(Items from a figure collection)

>>

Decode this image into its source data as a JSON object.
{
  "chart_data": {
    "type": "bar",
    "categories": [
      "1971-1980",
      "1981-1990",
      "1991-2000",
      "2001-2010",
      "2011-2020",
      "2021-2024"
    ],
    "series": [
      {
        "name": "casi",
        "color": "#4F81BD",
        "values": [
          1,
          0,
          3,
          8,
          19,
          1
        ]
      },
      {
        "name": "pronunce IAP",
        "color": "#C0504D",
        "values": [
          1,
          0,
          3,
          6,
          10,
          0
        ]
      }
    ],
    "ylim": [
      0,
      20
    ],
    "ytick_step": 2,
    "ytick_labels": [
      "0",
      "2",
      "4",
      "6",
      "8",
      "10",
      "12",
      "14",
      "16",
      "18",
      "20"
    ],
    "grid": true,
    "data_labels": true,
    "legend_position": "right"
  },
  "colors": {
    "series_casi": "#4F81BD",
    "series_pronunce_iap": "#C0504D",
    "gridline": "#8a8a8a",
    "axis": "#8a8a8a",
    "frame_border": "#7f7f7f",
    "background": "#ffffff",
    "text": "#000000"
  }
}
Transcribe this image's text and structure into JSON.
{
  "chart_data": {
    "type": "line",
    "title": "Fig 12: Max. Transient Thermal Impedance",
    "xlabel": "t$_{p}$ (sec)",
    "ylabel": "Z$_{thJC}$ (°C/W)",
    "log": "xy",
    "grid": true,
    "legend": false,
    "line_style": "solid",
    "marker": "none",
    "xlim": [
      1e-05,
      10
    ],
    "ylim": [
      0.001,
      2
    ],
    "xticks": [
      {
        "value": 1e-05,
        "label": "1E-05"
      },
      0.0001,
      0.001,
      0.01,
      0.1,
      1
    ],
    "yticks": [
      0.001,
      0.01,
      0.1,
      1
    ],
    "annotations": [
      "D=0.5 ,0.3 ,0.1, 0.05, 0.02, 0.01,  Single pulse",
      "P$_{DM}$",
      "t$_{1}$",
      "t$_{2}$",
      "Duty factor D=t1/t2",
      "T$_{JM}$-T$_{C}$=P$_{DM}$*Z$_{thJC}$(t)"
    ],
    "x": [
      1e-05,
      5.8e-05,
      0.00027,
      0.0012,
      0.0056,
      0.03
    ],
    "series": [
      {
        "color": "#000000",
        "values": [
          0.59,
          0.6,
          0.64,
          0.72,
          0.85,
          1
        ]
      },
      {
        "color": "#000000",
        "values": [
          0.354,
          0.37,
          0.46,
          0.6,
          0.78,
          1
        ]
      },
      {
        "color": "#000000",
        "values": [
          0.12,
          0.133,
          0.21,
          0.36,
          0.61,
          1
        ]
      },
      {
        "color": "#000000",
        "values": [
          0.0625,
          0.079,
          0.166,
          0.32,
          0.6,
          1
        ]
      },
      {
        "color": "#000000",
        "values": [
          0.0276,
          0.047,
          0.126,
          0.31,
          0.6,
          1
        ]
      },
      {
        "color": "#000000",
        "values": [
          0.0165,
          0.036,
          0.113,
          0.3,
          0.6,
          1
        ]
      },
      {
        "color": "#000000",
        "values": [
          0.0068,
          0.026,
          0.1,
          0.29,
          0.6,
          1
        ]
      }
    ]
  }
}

<<

**What you are asked to do**
Copy out each line exactly.

**Answer below**
Decode this image into its source data as a JSON object.
{
  "chart_data": {
    "type": "bar",
    "categories": [
      "1971-1980",
      "1981-1990",
      "1991-2000",
      "2001-2010",
      "2011-2020",
      "2021-2024"
    ],
    "series": [
      {
        "name": "casi",
        "color": "#4F81BD",
        "values": [
          1,
          0,
          3,
          8,
          19,
          1
        ]
      },
      {
        "name": "pronunce IAP",
        "color": "#C0504D",
        "values": [
          1,
          0,
          3,
          6,
          10,
          0
        ]
      }
    ],
    "ylim": [
      0,
      20
    ],
    "ytick_step": 2,
    "ytick_labels": [
      "0",
      "2",
      "4",
      "6",
      "8",
      "10",
      "12",
      "14",
      "16",
      "18",
      "20"
    ],
    "grid": true,
    "data_labels": true,
    "legend_position": "right"
  },
  "colors": {
    "series_casi": "#4F81BD",
    "series_pronunce_iap": "#C0504D",
    "gridline": "#8a8a8a",
    "axis": "#8a8a8a",
    "frame_border": "#7f7f7f",
    "background": "#ffffff",
    "text": "#000000"
  }
}
Transcribe this image's text and structure into JSON.
{
  "chart_data": {
    "type": "line",
    "title": "Fig 12: Max. Transient Thermal Impedance",
    "xlabel": "t$_{p}$ (sec)",
    "ylabel": "Z$_{thJC}$ (°C/W)",
    "log": "xy",
    "grid": true,
    "legend": false,
    "line_style": "solid",
    "marker": "none",
    "xlim": [
      1e-05,
      10
    ],
    "ylim": [
      0.001,
      2
    ],
    "xticks": [
      {
        "value": 1e-05,
        "label": "1E-05"
      },
      0.0001,
      0.001,
      0.01,
      0.1,
      1
    ],
    "yticks": [
      0.001,
      0.01,
      0.1,
      1
    ],
    "annotations": [
      "D=0.5 ,0.3 ,0.1, 0.05, 0.02, 0.01,  Single pulse",
      "P$_{DM}$",
      "t$_{1}$",
      "t$_{2}$",
      "Duty factor D=t1/t2",
      "T$_{JM}$-T$_{C}$=P$_{DM}$*Z$_{thJC}$(t)"
    ],
    "x": [
      1e-05,
      5.8e-05,
      0.00027,
      0.0012,
      0.0056,
      0.03
    ],
    "series": [
      {
        "color": "#000000",
        "values": [
          0.59,
          0.6,
          0.64,
          0.72,
          0.85,
          1
        ]
      },
      {
        "color": "#000000",
        "values": [
          0.354,
          0.37,
          0.46,
          0.6,
          0.78,
          1
        ]
      },
      {
        "color": "#000000",
        "values": [
          0.12,
          0.133,
          0.21,
          0.36,
          0.61,
          1
        ]
      },
      {
        "color": "#000000",
        "values": [
          0.0625,
          0.079,
          0.166,
          0.32,
          0.6,
          1
        ]
      },
      {
        "color": "#000000",
        "values": [
          0.0276,
          0.047,
          0.126,
          0.31,
          0.6,
          1
        ]
      },
      {
        "color": "#000000",
        "values": [
          0.0165,
          0.036,
          0.113,
          0.3,
          0.6,
          1
        ]
      },
      {
        "color": "#000000",
        "values": [
          0.0068,
          0.026,
          0.1,
          0.29,
          0.6,
          1
        ]
      }
    ]
  }
}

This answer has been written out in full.